* [Challenge]:
Locate each line in the records containing "Resistivity". Copy it.

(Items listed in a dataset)
________________________

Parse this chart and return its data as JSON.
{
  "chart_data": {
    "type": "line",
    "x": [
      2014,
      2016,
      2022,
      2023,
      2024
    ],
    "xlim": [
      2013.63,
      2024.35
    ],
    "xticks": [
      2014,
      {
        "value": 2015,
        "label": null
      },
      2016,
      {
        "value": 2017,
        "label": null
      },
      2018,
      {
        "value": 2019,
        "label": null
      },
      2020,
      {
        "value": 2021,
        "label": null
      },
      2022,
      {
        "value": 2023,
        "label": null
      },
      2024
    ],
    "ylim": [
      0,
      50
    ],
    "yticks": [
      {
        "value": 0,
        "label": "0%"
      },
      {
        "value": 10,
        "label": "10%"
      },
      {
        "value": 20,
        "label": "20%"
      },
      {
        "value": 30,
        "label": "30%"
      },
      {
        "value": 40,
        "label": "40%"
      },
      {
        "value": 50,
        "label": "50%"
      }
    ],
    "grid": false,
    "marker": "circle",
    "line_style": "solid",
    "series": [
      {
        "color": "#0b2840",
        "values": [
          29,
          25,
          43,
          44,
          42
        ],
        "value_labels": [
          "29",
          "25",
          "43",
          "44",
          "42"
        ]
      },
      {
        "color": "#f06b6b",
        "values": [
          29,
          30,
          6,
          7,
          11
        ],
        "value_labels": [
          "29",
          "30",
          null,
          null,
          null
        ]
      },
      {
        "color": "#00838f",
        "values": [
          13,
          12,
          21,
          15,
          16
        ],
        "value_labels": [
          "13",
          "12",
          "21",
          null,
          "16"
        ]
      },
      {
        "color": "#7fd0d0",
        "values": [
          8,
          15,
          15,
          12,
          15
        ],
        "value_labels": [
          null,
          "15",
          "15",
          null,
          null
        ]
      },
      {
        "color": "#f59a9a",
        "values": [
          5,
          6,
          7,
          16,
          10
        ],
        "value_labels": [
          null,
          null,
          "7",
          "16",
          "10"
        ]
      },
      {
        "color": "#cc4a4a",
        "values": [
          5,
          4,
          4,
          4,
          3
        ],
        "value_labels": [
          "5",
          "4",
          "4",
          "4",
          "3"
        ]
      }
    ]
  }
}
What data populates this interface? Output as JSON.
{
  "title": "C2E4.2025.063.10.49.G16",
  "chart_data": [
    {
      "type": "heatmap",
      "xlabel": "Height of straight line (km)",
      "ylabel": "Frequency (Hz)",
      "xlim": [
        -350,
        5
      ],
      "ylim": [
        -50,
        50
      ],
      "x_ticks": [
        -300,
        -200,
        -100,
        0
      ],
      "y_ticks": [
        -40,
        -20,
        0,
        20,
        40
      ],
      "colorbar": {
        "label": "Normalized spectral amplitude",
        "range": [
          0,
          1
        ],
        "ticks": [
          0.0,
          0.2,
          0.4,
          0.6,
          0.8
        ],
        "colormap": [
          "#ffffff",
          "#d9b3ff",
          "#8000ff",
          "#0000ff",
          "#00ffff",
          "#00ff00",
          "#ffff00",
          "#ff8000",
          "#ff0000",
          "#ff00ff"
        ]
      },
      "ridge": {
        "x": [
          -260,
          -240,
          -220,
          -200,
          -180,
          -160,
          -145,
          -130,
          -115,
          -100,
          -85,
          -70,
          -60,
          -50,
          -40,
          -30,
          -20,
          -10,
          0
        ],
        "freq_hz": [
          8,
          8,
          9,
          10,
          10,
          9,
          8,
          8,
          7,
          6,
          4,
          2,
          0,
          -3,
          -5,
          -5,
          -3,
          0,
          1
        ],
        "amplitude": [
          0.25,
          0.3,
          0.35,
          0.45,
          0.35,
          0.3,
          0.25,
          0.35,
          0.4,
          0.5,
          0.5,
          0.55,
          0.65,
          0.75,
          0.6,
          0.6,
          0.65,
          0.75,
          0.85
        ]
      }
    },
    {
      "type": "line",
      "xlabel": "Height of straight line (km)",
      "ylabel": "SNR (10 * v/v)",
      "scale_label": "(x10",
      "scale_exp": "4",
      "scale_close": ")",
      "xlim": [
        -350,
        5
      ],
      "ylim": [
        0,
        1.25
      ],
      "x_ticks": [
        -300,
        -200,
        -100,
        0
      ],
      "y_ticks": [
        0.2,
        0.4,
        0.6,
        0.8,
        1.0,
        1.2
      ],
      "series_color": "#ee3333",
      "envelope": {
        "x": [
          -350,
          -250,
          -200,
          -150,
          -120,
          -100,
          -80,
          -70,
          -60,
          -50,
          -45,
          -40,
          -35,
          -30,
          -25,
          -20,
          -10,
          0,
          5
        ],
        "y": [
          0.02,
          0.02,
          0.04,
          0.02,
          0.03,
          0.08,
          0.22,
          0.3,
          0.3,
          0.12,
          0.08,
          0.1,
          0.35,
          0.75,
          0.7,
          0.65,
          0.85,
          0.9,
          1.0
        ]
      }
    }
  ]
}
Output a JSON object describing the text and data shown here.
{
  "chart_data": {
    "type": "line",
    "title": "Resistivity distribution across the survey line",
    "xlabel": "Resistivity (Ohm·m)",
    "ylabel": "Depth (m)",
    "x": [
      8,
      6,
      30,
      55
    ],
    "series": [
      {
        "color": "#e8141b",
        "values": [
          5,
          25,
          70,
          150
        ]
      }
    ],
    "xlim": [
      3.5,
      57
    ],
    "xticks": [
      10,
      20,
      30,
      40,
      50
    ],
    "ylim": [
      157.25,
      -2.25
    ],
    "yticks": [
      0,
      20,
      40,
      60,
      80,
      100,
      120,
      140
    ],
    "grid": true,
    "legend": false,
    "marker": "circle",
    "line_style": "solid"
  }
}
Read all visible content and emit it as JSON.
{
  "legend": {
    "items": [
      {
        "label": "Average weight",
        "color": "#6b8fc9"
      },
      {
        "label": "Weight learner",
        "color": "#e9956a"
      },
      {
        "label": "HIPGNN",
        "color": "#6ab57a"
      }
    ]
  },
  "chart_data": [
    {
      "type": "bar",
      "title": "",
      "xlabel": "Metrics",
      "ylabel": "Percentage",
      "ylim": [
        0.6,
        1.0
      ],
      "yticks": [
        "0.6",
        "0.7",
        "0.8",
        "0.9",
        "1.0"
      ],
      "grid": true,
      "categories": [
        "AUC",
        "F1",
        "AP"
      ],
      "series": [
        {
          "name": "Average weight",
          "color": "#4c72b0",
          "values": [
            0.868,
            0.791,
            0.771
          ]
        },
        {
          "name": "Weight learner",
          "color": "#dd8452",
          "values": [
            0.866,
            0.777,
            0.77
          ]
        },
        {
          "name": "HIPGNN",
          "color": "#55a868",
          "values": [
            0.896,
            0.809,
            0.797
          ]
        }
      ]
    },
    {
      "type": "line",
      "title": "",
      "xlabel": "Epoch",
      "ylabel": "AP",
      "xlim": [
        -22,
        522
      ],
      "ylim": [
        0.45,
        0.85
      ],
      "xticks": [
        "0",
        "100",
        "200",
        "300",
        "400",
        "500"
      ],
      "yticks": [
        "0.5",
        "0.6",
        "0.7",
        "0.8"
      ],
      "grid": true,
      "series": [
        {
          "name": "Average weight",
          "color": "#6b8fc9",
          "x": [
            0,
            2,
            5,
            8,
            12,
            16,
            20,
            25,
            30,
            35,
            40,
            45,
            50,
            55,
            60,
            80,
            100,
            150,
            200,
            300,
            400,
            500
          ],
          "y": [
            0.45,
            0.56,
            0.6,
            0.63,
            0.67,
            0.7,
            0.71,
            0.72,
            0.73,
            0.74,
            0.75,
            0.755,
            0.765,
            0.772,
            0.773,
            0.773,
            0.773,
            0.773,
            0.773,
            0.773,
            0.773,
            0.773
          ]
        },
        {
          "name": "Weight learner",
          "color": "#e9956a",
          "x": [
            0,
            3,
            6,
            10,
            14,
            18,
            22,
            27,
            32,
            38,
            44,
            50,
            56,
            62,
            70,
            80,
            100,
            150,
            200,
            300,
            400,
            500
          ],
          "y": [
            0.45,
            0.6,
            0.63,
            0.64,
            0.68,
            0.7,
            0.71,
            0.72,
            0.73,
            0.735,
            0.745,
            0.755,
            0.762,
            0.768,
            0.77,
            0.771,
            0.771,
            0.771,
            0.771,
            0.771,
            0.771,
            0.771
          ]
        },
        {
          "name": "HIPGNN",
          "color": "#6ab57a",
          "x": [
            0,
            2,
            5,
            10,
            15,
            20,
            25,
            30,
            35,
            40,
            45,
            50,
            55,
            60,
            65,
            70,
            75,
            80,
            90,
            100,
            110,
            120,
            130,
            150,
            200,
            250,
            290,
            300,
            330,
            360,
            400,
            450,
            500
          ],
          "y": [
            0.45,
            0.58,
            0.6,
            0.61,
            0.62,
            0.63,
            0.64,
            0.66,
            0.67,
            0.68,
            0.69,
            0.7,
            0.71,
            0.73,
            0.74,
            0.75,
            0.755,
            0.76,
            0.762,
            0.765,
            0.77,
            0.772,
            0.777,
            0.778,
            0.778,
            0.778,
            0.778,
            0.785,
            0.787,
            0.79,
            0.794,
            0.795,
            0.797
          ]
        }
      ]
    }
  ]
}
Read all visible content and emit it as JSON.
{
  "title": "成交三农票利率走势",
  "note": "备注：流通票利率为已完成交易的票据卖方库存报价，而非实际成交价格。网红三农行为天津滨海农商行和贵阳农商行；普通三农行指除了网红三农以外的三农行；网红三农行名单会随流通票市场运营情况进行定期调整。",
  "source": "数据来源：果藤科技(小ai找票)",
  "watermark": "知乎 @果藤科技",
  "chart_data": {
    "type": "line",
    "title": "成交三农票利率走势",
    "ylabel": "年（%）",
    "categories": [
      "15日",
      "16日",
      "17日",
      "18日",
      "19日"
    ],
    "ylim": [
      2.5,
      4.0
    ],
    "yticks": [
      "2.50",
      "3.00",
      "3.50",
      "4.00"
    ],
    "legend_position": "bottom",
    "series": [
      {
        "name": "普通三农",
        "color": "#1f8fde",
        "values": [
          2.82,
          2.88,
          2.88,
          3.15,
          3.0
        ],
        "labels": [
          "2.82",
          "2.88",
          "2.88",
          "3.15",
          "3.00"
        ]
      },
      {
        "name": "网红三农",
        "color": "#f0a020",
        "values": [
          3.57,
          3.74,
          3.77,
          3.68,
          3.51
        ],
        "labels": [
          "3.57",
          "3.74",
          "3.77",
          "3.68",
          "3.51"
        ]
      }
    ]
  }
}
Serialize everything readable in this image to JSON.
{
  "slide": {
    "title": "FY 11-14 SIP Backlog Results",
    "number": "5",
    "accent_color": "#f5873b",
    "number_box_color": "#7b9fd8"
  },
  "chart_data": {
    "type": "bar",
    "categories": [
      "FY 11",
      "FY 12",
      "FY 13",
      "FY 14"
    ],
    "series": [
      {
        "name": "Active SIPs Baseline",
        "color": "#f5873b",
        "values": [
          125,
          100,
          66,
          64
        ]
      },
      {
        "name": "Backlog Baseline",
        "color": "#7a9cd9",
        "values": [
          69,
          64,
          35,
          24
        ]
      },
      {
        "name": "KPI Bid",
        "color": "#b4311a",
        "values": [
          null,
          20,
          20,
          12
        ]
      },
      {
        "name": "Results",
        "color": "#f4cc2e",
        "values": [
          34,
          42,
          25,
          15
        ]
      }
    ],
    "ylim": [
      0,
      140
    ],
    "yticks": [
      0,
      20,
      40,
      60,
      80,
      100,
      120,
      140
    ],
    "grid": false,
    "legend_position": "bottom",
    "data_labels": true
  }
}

________________________

* [Solution for this exercise]:
    "title": "Resistivity distribution across the survey line",
    "xlabel": "Resistivity (Ohm·m)",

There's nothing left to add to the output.